* PROBLEM STATEMENT:
Each line containing the word "photo" must be reported.

* SOURCE RECORDS:
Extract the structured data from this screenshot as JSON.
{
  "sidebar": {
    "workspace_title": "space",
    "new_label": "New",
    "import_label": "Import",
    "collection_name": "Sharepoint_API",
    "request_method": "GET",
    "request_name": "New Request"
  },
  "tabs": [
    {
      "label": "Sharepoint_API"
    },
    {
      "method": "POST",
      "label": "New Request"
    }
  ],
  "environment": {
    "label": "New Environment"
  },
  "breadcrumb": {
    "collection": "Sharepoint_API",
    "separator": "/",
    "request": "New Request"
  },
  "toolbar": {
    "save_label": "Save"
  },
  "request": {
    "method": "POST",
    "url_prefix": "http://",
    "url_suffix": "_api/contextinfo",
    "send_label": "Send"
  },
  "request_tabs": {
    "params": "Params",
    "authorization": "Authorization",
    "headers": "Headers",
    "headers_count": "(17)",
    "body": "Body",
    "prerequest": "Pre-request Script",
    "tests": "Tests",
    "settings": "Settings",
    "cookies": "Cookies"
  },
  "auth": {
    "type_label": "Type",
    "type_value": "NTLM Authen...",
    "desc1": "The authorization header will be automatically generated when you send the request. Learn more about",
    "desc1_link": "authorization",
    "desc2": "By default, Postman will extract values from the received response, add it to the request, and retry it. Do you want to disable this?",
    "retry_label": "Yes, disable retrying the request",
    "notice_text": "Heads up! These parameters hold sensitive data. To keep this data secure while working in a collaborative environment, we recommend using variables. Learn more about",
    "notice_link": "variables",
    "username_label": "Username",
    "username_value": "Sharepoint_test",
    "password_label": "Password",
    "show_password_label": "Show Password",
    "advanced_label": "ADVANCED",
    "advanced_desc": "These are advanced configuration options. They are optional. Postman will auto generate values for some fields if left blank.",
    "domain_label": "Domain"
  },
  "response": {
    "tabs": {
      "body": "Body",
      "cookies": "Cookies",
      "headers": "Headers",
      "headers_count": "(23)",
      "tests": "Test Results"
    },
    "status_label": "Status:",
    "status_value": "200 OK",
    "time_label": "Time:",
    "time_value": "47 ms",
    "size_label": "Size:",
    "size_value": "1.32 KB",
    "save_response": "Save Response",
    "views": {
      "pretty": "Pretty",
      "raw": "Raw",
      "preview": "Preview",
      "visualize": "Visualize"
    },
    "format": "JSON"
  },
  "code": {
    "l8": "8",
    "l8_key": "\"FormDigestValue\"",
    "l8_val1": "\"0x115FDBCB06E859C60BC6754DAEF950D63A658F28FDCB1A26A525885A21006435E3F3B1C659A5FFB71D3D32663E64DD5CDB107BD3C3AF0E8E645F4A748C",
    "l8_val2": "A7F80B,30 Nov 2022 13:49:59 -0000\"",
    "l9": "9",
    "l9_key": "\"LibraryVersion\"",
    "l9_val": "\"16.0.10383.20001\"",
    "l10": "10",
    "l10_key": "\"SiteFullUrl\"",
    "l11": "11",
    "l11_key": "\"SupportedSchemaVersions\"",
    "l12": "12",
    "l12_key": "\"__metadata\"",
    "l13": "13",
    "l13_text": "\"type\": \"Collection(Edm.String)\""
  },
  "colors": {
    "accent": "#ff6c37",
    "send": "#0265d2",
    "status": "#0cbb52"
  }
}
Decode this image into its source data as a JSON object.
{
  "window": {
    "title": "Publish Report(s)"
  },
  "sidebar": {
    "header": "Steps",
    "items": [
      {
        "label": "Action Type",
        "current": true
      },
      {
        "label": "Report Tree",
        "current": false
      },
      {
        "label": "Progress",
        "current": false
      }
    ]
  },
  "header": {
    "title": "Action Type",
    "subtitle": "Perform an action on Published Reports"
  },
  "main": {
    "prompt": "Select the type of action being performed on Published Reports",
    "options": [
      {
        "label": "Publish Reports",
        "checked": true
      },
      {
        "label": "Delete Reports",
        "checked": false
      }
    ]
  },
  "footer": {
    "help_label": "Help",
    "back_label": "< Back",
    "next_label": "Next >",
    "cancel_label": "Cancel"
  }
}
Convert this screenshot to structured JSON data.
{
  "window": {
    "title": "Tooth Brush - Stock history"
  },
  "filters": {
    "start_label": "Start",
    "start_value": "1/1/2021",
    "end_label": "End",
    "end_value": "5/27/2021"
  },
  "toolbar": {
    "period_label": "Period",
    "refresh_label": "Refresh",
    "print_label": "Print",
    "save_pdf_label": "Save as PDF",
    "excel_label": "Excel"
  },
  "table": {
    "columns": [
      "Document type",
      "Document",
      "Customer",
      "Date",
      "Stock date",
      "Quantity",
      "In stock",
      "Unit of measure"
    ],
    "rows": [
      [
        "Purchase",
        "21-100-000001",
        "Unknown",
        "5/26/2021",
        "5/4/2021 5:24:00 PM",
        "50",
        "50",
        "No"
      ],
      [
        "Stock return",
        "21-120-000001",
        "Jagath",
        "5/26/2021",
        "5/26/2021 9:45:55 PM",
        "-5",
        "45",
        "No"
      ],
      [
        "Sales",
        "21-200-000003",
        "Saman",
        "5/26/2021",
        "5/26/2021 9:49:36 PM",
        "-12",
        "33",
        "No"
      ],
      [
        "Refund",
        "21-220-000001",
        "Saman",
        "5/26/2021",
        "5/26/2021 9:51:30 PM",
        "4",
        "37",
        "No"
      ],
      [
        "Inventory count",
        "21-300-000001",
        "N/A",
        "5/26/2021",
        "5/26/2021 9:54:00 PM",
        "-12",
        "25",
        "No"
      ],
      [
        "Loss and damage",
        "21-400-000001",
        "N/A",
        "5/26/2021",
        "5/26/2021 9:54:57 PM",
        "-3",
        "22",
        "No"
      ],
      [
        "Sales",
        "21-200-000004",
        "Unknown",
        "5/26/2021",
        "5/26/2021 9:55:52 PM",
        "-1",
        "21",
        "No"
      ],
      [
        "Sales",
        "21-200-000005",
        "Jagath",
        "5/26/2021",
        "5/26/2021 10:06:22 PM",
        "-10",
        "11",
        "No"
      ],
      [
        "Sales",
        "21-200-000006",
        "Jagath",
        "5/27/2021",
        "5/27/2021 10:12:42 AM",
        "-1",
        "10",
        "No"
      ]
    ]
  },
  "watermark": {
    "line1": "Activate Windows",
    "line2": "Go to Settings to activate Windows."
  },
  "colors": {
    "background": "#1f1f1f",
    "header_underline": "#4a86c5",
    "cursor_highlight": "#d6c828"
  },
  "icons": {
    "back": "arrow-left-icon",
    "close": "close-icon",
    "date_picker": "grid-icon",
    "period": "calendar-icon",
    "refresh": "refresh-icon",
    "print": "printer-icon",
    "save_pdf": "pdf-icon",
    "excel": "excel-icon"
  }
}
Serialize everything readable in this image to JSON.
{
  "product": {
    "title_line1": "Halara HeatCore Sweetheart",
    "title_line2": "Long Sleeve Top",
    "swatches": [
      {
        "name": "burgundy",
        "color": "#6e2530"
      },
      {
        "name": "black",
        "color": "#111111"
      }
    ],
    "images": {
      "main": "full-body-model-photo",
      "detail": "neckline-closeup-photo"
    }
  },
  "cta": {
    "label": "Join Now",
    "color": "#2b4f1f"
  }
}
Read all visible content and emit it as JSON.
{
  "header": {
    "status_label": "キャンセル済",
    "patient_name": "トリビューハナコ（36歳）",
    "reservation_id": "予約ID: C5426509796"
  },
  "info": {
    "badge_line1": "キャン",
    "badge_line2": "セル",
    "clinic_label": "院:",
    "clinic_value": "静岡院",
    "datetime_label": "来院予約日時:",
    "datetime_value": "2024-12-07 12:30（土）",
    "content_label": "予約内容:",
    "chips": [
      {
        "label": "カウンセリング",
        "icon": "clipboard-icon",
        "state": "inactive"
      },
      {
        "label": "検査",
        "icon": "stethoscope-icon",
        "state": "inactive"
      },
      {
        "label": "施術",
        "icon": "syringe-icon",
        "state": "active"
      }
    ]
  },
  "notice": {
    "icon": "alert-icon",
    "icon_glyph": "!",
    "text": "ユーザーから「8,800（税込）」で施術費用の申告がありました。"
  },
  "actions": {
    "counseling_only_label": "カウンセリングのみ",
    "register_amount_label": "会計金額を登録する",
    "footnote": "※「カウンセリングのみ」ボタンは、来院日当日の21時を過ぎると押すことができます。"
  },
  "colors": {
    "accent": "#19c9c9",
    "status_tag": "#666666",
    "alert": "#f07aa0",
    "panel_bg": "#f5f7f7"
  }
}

* THE COMPLETED TASK:
      "main": "full-body-model-photo",
      "detail": "neckline-closeup-photo"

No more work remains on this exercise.